Data entries
-=-=-

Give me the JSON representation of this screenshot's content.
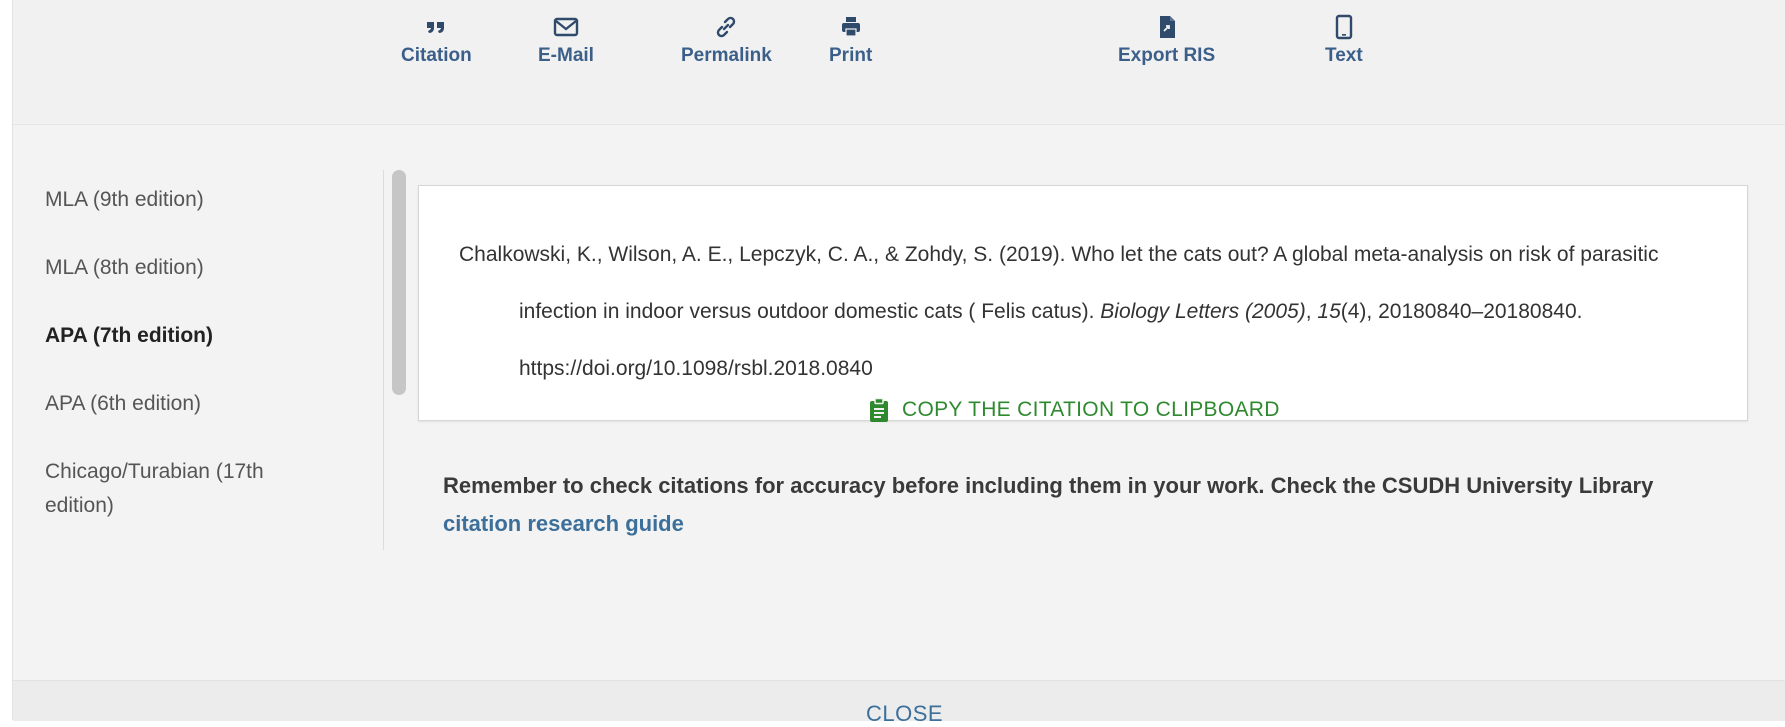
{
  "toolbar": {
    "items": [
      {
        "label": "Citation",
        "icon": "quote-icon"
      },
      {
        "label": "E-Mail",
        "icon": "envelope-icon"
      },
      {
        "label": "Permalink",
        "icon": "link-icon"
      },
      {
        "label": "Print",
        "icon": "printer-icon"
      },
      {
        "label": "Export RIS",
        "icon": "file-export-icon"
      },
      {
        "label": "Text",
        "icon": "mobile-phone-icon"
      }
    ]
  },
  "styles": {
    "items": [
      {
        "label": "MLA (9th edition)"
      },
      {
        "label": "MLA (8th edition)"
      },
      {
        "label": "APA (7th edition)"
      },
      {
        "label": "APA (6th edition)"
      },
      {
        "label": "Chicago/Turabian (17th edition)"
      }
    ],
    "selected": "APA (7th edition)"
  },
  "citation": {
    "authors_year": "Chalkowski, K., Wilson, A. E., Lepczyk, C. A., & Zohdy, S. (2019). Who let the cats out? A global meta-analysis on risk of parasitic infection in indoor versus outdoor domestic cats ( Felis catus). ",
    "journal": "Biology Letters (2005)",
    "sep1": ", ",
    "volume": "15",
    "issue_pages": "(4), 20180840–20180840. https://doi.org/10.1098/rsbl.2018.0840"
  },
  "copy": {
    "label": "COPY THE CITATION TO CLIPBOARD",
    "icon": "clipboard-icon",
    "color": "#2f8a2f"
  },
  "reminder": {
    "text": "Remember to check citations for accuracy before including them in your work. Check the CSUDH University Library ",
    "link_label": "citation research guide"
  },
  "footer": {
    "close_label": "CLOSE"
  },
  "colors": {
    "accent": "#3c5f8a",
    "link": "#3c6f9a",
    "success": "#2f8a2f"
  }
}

-=-=-

TASK PROMPT
The records above must be transcribed exactly. Pictures are left out of the copy.

FINISHED TASK
Give me the JSON representation of this screenshot's content.
{
  "toolbar": {
    "items": [
      {
        "label": "Citation",
        "icon": "quote-icon"
      },
      {
        "label": "E-Mail",
        "icon": "envelope-icon"
      },
      {
        "label": "Permalink",
        "icon": "link-icon"
      },
      {
        "label": "Print",
        "icon": "printer-icon"
      },
      {
        "label": "Export RIS",
        "icon": "file-export-icon"
      },
      {
        "label": "Text",
        "icon": "mobile-phone-icon"
      }
    ]
  },
  "styles": {
    "items": [
      {
        "label": "MLA (9th edition)"
      },
      {
        "label": "MLA (8th edition)"
      },
      {
        "label": "APA (7th edition)"
      },
      {
        "label": "APA (6th edition)"
      },
      {
        "label": "Chicago/Turabian (17th edition)"
      }
    ],
    "selected": "APA (7th edition)"
  },
  "citation": {
    "authors_year": "Chalkowski, K., Wilson, A. E., Lepczyk, C. A., & Zohdy, S. (2019). Who let the cats out? A global meta-analysis on risk of parasitic infection in indoor versus outdoor domestic cats ( Felis catus). ",
    "journal": "Biology Letters (2005)",
    "sep1": ", ",
    "volume": "15",
    "issue_pages": "(4), 20180840–20180840. https://doi.org/10.1098/rsbl.2018.0840"
  },
  "copy": {
    "label": "COPY THE CITATION TO CLIPBOARD",
    "icon": "clipboard-icon",
    "color": "#2f8a2f"
  },
  "reminder": {
    "text": "Remember to check citations for accuracy before including them in your work. Check the CSUDH University Library ",
    "link_label": "citation research guide"
  },
  "footer": {
    "close_label": "CLOSE"
  },
  "colors": {
    "accent": "#3c5f8a",
    "link": "#3c6f9a",
    "success": "#2f8a2f"
  }
}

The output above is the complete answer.